Exercise prompt:
Gather the lines below that include the string "With", copying each in full.

* * * * * * * * *

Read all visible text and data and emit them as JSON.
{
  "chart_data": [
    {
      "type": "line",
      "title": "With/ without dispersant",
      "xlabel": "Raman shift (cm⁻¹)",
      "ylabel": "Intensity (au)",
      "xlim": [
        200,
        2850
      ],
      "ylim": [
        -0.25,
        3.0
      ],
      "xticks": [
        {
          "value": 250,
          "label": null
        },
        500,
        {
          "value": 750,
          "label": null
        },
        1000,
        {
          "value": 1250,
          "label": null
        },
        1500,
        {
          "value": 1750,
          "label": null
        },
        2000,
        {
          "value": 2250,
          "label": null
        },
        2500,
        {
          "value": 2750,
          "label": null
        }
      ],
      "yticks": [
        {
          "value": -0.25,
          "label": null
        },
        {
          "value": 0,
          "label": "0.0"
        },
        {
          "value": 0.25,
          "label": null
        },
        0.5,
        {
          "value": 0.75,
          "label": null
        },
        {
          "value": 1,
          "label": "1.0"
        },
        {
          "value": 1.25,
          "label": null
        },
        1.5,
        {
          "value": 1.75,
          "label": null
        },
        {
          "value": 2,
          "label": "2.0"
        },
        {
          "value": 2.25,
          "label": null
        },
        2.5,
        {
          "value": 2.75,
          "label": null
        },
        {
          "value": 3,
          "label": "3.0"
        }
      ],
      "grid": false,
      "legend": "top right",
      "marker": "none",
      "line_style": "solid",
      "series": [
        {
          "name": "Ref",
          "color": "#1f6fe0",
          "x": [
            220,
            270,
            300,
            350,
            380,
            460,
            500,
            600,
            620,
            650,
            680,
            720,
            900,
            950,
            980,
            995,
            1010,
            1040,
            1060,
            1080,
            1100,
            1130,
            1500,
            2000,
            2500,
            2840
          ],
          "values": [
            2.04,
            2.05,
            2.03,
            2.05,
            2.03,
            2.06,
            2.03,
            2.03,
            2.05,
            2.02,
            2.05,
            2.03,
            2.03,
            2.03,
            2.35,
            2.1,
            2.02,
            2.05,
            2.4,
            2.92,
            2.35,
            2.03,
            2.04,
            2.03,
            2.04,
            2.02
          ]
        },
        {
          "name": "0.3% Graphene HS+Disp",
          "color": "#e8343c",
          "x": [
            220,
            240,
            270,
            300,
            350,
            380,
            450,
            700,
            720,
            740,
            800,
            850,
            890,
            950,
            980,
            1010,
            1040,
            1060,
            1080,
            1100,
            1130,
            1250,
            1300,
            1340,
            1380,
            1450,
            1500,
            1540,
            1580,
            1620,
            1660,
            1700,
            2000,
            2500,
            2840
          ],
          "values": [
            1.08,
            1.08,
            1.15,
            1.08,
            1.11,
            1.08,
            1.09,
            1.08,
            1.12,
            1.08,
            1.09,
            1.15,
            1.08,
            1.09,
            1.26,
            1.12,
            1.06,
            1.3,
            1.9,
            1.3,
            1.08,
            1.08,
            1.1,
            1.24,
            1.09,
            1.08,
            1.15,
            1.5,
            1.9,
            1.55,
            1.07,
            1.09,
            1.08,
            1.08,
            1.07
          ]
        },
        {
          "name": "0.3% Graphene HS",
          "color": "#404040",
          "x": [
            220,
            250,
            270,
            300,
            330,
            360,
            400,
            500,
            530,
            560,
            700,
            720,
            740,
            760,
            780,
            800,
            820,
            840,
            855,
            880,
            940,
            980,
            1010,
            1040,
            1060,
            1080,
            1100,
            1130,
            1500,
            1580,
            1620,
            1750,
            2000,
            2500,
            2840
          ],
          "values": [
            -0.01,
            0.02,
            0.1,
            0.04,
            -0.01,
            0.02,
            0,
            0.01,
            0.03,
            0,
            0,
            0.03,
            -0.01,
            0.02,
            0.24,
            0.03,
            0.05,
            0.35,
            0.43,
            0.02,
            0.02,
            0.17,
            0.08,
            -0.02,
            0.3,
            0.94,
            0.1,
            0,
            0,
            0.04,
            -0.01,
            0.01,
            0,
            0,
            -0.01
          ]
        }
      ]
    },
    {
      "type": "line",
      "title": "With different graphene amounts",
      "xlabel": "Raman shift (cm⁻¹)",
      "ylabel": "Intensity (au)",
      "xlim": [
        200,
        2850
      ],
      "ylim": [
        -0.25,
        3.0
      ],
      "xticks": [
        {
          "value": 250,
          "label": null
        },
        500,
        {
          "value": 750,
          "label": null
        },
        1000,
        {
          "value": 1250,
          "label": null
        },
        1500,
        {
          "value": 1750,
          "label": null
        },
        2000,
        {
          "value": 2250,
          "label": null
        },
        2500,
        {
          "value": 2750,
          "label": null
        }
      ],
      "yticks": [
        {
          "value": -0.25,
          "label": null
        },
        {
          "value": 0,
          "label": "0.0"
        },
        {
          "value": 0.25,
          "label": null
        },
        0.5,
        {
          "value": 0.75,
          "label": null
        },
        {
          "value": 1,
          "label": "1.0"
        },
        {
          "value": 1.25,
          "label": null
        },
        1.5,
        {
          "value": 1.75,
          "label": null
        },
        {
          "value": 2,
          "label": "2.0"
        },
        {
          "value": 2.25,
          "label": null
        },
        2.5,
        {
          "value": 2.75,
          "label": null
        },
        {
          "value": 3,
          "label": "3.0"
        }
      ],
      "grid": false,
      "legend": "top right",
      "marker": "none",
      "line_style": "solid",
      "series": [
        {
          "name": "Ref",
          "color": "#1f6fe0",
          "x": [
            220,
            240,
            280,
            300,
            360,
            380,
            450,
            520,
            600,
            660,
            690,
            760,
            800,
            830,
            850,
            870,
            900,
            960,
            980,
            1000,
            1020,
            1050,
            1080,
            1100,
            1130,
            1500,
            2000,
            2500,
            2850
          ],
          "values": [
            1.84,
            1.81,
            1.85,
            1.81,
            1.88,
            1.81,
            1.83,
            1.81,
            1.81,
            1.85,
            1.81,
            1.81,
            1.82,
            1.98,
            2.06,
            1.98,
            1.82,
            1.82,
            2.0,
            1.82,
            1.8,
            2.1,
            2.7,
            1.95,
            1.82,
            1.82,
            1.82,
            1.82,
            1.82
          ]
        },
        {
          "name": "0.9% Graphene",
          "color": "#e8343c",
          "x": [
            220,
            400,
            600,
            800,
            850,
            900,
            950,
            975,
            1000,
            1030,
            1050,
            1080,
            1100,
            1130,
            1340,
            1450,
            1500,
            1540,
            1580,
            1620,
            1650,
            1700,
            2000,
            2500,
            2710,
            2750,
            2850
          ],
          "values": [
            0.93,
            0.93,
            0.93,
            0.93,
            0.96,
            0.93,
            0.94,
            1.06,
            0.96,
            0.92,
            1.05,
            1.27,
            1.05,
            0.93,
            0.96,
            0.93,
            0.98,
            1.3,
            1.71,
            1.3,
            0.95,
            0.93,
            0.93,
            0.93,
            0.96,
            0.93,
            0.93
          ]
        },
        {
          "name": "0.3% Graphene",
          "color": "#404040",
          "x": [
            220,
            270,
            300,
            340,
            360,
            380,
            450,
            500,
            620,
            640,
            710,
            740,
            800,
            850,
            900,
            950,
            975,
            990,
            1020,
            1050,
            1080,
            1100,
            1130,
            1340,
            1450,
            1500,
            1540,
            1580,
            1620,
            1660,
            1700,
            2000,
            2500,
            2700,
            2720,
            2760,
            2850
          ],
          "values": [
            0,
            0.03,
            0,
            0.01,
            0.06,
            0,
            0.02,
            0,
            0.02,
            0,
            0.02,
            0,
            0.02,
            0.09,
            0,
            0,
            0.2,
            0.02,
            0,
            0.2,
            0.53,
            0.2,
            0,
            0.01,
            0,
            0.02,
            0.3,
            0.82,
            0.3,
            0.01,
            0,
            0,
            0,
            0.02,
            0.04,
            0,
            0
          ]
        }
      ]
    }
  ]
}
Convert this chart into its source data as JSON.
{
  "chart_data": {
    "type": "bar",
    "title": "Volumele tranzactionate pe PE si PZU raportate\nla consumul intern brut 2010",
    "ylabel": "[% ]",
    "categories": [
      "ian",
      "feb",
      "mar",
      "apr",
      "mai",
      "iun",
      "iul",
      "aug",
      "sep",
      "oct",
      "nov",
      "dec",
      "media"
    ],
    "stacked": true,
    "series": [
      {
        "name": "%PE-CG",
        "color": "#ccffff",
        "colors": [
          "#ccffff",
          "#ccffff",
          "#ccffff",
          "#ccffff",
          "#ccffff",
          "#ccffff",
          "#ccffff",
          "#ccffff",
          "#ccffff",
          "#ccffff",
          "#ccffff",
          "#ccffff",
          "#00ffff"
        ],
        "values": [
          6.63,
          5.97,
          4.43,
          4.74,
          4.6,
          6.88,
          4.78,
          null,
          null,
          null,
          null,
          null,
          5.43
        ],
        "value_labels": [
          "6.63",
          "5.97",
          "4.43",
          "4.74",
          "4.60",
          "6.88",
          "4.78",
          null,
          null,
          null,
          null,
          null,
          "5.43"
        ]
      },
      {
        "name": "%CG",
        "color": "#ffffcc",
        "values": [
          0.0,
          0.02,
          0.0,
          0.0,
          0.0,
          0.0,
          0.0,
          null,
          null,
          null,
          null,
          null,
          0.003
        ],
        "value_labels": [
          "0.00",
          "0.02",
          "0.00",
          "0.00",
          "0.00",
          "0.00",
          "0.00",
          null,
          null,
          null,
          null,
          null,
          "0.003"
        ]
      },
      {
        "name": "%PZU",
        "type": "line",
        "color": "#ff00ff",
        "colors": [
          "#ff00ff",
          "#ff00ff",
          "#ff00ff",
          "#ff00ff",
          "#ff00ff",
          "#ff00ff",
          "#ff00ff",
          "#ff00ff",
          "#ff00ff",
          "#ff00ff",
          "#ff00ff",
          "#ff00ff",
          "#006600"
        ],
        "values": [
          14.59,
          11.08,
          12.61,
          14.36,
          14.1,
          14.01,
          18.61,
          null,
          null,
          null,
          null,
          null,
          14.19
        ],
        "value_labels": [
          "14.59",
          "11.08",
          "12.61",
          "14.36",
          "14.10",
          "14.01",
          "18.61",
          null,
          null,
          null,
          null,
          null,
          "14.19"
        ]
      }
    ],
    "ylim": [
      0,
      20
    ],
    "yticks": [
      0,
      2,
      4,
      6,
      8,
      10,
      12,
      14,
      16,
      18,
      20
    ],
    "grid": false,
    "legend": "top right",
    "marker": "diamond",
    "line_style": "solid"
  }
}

* * * * * * * * *

Task response:
      "title": "With/ without dispersant",
      "title": "With different graphene amounts",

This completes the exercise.